▶ _TASK_
Copy all lines below containing "Simple".

* begin STORED ROWS *

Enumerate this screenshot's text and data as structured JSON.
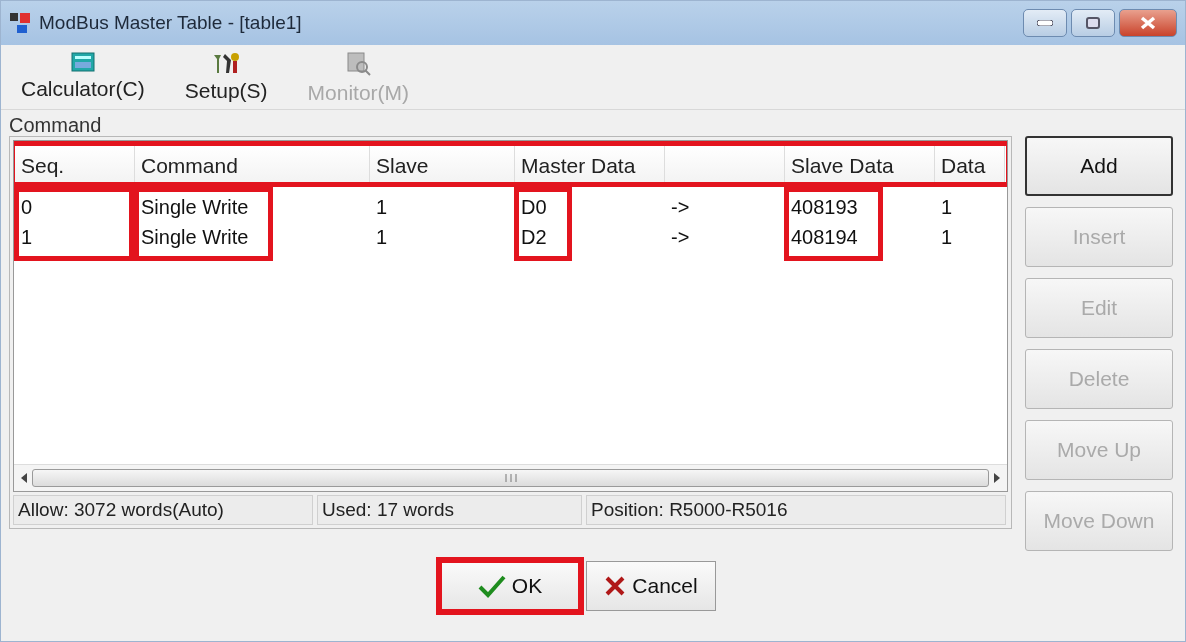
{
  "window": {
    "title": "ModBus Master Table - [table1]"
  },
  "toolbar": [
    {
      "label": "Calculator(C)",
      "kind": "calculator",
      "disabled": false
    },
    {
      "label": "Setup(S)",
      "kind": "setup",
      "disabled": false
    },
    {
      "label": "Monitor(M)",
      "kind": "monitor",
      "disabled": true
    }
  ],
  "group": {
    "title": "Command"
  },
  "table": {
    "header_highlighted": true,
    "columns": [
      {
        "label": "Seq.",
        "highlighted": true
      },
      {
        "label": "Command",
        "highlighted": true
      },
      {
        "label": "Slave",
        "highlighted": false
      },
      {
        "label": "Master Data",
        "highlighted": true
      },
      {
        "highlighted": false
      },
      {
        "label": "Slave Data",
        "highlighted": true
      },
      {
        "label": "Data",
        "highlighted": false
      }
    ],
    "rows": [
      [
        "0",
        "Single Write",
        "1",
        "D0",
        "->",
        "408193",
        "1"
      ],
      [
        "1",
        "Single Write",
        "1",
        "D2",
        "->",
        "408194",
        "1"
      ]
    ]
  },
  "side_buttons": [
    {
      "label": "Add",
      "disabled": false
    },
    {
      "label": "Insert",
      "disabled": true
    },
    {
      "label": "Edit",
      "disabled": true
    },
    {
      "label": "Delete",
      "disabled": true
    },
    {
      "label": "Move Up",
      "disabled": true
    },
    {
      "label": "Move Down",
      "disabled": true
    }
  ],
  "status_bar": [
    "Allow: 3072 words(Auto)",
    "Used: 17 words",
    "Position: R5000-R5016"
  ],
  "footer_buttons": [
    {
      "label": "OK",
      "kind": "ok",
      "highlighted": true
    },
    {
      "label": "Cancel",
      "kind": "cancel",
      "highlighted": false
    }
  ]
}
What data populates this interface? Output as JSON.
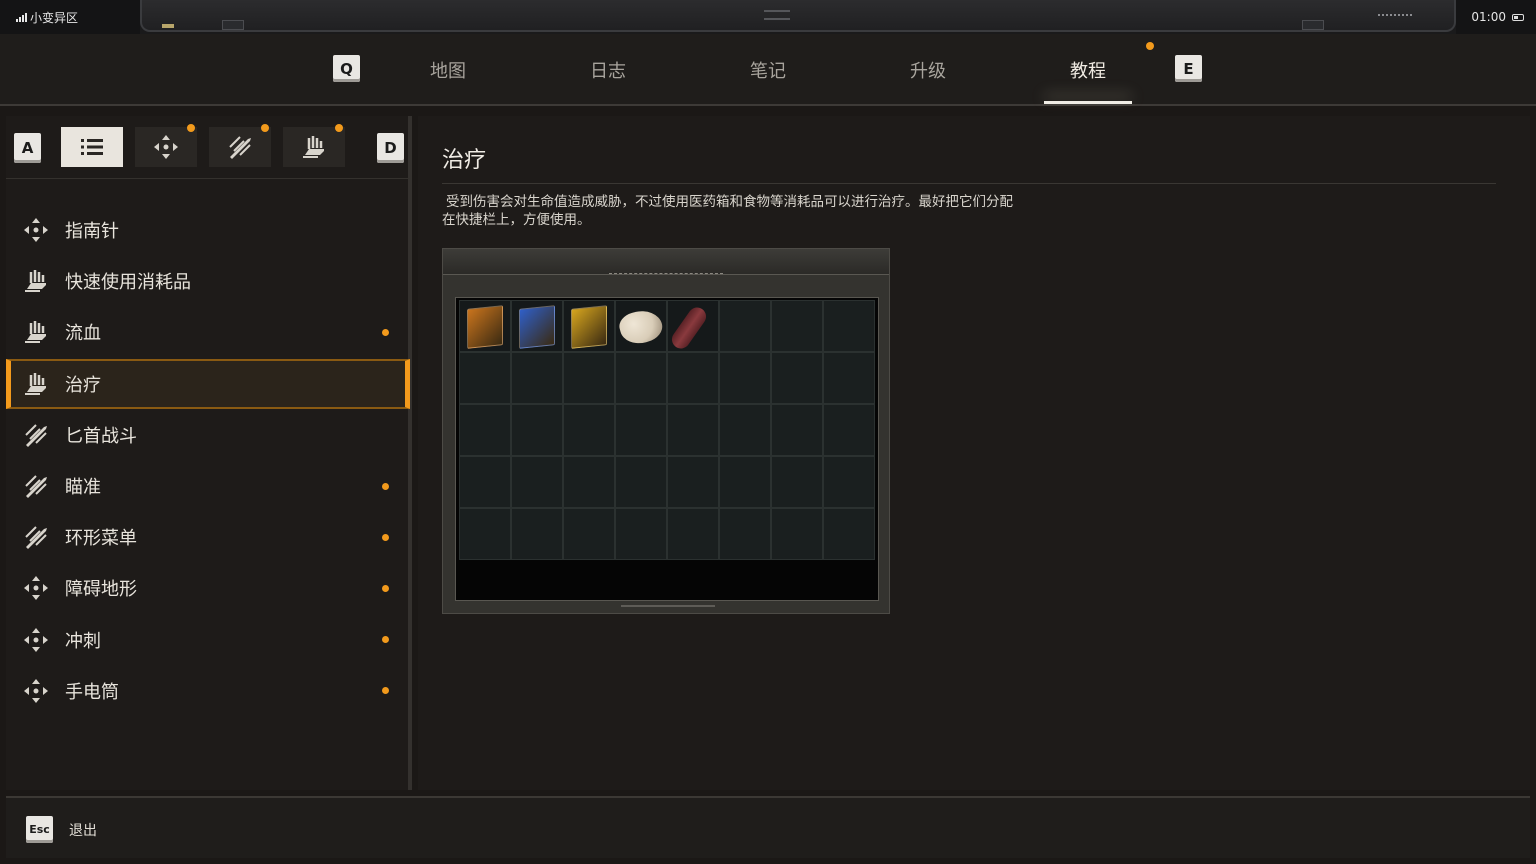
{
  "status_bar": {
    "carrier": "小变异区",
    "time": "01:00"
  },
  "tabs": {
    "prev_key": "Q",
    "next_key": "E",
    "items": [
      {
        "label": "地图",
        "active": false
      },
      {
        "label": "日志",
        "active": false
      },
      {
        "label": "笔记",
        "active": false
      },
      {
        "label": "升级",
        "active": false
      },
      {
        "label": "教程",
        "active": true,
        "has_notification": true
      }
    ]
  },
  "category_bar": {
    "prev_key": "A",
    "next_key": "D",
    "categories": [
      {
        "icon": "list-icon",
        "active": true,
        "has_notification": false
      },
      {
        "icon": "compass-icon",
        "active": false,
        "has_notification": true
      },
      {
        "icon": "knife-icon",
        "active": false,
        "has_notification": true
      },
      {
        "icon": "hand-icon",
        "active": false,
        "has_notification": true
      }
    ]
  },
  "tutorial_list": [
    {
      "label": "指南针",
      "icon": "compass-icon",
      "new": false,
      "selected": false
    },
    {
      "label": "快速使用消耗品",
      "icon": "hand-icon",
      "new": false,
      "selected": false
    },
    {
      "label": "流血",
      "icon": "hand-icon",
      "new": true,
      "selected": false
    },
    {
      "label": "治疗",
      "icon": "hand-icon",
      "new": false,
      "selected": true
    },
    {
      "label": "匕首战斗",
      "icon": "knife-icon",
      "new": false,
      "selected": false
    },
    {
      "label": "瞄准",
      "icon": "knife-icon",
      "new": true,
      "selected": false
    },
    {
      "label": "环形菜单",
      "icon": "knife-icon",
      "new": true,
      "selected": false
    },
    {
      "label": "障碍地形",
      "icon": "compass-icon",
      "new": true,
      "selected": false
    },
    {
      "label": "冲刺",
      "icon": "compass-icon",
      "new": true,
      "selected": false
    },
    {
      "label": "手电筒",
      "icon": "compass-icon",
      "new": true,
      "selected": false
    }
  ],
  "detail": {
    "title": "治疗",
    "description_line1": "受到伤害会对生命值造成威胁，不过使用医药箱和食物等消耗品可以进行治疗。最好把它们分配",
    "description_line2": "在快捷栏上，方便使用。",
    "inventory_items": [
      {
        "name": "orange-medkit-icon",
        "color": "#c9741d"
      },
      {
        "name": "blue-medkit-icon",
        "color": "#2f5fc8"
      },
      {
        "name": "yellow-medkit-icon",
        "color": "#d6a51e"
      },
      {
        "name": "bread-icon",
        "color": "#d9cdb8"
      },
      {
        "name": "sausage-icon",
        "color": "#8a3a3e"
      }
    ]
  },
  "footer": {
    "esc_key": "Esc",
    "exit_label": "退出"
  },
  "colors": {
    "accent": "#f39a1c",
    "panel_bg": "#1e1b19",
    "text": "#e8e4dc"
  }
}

* end STORED ROWS *
* begin STORED ROWS *

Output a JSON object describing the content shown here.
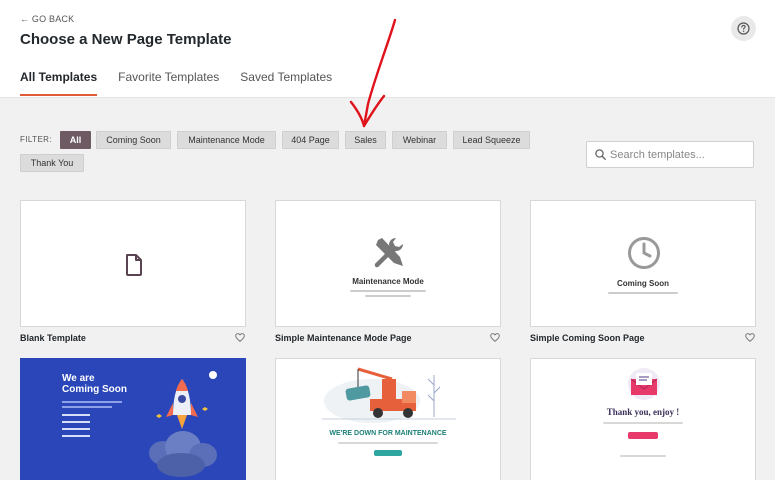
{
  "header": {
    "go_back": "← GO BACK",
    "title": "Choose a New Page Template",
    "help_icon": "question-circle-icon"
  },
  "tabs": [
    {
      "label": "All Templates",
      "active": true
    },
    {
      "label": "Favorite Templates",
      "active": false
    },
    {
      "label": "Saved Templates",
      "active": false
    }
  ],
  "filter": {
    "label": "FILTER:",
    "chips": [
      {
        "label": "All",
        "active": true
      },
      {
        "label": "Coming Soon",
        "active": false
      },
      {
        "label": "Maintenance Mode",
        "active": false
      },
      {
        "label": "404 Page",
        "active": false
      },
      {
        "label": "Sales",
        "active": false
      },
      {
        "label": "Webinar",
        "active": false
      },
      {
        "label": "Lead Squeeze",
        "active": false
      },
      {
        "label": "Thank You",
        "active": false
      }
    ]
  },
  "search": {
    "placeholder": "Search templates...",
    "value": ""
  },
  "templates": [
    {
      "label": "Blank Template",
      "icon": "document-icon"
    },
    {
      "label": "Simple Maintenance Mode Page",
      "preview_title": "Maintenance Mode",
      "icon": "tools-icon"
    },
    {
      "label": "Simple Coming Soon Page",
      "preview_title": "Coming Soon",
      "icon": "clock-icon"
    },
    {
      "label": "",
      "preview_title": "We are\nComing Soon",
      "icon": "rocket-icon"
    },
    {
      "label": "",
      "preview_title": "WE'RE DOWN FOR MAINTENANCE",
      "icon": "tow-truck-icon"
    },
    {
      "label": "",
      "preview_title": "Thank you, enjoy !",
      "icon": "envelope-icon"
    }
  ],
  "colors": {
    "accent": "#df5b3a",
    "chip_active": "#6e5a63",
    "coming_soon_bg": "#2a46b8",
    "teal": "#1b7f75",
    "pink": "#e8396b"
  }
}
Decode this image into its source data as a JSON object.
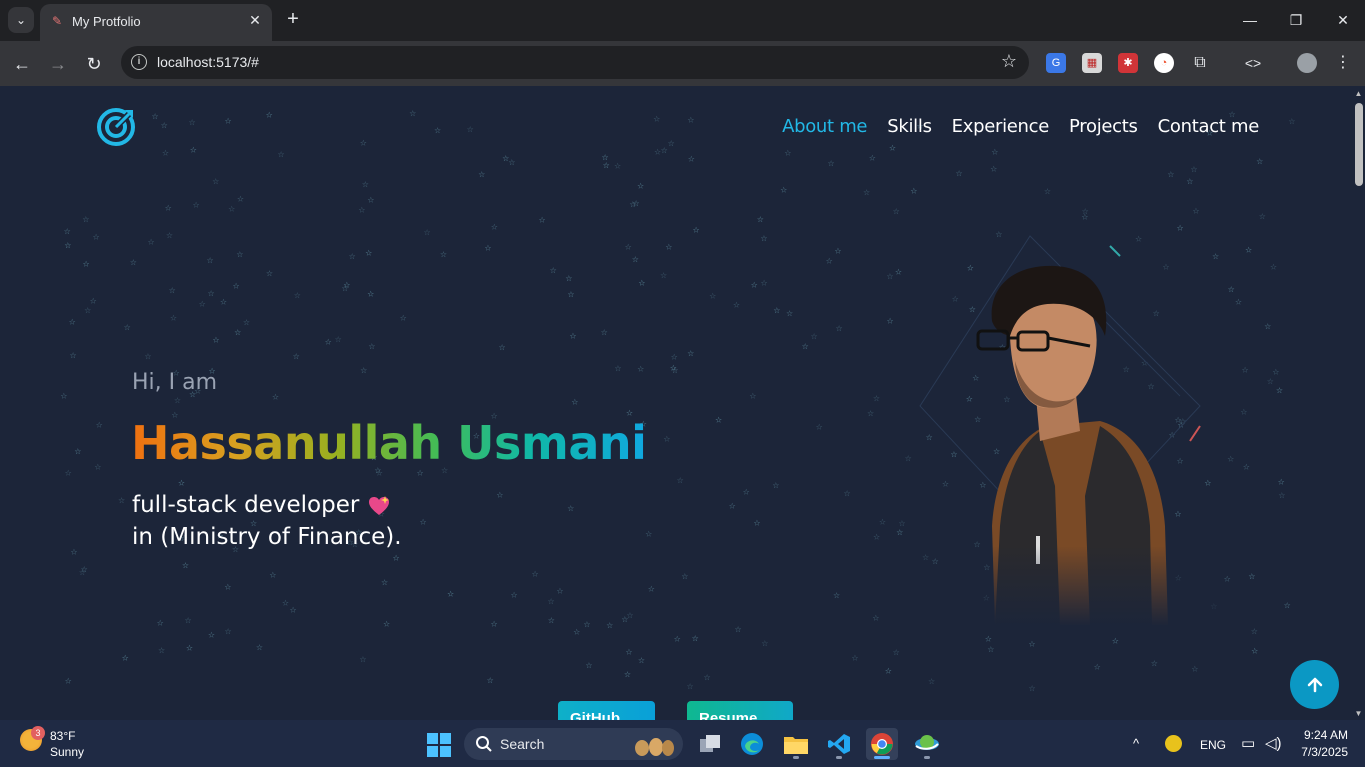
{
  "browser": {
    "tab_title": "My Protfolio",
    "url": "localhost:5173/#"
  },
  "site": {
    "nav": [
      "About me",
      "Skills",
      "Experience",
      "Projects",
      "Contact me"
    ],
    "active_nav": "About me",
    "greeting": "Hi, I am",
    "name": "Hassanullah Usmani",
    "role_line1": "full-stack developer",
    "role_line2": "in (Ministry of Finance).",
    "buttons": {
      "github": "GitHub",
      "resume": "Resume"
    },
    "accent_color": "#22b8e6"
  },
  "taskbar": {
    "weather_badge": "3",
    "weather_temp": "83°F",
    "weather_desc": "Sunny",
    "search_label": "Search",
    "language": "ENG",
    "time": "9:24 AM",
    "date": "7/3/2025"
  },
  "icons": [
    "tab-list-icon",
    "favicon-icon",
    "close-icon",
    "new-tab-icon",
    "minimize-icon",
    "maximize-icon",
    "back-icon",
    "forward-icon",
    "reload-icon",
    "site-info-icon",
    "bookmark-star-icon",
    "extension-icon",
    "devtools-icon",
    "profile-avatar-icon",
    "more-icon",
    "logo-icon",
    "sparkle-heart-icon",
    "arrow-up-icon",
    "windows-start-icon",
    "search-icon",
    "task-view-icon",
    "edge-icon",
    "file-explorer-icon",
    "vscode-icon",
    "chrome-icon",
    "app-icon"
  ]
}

* end STORED ROWS *

▶ _REPLY_
      "label": "Simple Maintenance Mode Page",
      "label": "Simple Coming Soon Page",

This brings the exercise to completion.